PROBLEM DETAILS
Write out exactly, with no other output, the lines below from the one that contains "Read all visible content and emit it as JSON." through the end.

INPUT DATA
------------------------------------------------------------------------

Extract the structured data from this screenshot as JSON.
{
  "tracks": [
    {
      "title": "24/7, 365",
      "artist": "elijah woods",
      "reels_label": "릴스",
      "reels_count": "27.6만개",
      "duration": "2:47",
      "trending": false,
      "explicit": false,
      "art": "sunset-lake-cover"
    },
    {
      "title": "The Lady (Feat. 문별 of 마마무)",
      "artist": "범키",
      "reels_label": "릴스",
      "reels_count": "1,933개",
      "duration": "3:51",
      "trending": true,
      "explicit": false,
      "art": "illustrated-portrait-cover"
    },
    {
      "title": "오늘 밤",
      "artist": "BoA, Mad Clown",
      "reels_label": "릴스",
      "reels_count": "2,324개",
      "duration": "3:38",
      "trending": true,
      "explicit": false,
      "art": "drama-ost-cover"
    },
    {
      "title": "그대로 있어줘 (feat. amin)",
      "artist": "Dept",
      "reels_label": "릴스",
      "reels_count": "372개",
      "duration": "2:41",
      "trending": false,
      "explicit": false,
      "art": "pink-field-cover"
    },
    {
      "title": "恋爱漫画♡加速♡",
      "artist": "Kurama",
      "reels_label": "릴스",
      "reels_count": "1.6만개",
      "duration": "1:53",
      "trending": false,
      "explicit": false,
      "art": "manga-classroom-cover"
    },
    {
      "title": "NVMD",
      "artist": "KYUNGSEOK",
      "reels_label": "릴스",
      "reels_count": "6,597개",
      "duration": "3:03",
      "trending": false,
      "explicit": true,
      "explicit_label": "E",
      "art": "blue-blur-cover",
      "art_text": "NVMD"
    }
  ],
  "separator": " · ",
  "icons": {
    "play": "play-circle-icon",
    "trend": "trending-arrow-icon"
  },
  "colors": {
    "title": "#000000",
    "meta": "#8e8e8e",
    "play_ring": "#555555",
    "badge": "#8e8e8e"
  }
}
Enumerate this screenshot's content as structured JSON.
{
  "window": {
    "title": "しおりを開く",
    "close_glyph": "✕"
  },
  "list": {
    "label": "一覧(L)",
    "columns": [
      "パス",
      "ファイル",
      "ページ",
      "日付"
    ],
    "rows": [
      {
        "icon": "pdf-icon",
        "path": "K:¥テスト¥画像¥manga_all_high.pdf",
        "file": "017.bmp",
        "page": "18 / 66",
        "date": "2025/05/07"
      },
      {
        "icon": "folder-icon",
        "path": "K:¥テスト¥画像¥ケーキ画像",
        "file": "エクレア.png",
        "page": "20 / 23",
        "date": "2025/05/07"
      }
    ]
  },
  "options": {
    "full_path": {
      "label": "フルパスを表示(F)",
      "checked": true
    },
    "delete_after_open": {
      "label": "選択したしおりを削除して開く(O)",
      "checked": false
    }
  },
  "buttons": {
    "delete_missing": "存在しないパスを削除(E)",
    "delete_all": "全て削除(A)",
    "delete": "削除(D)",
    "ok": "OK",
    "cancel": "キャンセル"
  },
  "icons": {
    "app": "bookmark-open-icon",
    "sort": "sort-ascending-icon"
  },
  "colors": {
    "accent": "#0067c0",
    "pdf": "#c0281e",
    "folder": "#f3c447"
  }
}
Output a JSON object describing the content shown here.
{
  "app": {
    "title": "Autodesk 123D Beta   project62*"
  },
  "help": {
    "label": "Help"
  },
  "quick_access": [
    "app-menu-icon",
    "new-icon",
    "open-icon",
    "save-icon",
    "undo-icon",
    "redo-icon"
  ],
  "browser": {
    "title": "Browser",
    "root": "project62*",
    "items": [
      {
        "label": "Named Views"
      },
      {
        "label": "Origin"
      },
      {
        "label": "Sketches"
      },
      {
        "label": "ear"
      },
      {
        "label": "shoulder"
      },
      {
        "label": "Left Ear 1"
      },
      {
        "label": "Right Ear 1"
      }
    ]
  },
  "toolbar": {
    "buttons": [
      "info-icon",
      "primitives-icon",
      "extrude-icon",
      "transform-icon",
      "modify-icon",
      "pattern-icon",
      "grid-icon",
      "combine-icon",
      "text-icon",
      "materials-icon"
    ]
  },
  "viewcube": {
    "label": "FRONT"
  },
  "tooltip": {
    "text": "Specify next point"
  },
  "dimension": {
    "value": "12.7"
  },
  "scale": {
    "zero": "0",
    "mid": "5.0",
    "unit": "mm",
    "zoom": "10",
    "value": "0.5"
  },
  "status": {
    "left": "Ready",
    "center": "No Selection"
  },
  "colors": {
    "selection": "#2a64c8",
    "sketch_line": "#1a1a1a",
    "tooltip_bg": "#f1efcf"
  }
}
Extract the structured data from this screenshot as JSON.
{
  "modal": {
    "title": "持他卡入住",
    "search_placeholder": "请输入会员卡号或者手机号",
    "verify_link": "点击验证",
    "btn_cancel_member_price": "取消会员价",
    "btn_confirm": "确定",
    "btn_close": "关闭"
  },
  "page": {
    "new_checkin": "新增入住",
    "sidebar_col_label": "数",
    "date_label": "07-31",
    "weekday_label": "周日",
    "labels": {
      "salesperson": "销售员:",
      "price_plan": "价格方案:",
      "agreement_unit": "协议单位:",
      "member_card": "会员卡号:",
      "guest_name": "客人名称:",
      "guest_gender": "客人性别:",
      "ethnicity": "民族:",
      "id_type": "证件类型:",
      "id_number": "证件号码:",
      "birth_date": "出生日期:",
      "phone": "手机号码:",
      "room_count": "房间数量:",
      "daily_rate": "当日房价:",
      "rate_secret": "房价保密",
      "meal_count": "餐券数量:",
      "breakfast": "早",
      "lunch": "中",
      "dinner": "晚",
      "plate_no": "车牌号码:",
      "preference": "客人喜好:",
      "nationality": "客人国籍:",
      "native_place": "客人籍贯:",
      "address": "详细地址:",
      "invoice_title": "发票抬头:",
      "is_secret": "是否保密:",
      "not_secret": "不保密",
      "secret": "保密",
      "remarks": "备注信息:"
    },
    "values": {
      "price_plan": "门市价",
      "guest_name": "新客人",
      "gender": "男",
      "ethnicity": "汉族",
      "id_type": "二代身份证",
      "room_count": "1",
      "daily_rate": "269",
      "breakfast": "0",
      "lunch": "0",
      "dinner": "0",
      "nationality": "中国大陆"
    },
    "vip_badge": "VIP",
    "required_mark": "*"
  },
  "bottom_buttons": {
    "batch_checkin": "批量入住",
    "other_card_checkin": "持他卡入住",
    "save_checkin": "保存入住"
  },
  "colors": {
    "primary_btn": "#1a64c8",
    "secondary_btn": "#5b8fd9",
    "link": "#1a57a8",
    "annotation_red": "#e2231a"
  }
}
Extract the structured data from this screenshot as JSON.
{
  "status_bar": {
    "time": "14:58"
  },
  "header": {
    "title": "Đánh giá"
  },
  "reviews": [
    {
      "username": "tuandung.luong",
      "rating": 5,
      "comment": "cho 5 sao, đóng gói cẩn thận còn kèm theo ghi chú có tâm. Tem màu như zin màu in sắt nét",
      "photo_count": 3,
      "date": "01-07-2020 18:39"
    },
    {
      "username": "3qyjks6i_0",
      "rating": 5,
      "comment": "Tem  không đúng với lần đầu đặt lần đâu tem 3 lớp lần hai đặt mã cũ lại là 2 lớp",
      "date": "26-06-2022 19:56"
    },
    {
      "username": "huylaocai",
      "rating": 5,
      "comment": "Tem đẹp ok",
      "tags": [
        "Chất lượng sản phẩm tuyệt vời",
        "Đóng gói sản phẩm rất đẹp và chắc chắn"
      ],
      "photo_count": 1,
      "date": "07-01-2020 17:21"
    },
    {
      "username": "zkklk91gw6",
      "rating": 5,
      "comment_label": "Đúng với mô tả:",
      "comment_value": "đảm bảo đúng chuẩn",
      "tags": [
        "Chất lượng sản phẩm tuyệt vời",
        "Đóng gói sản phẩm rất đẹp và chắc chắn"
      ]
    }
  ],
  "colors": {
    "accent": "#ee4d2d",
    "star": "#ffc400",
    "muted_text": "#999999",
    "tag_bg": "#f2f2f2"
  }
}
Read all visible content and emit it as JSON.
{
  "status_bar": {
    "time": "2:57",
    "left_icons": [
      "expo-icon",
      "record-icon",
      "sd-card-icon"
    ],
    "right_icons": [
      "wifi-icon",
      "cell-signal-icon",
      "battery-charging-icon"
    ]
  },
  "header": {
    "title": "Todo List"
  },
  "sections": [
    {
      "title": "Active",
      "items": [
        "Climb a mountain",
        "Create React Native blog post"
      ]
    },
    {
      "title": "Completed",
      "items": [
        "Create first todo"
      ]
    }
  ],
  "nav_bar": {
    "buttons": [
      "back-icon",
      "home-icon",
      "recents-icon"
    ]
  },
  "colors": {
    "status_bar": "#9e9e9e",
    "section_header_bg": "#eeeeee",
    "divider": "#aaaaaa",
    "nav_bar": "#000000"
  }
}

------------------------------------------------------------------------

THE RESPONSE
Read all visible content and emit it as JSON.
{
  "status_bar": {
    "time": "2:57",
    "left_icons": [
      "expo-icon",
      "record-icon",
      "sd-card-icon"
    ],
    "right_icons": [
      "wifi-icon",
      "cell-signal-icon",
      "battery-charging-icon"
    ]
  },
  "header": {
    "title": "Todo List"
  },
  "sections": [
    {
      "title": "Active",
      "items": [
        "Climb a mountain",
        "Create React Native blog post"
      ]
    },
    {
      "title": "Completed",
      "items": [
        "Create first todo"
      ]
    }
  ],
  "nav_bar": {
    "buttons": [
      "back-icon",
      "home-icon",
      "recents-icon"
    ]
  },
  "colors": {
    "status_bar": "#9e9e9e",
    "section_header_bg": "#eeeeee",
    "divider": "#aaaaaa",
    "nav_bar": "#000000"
  }
}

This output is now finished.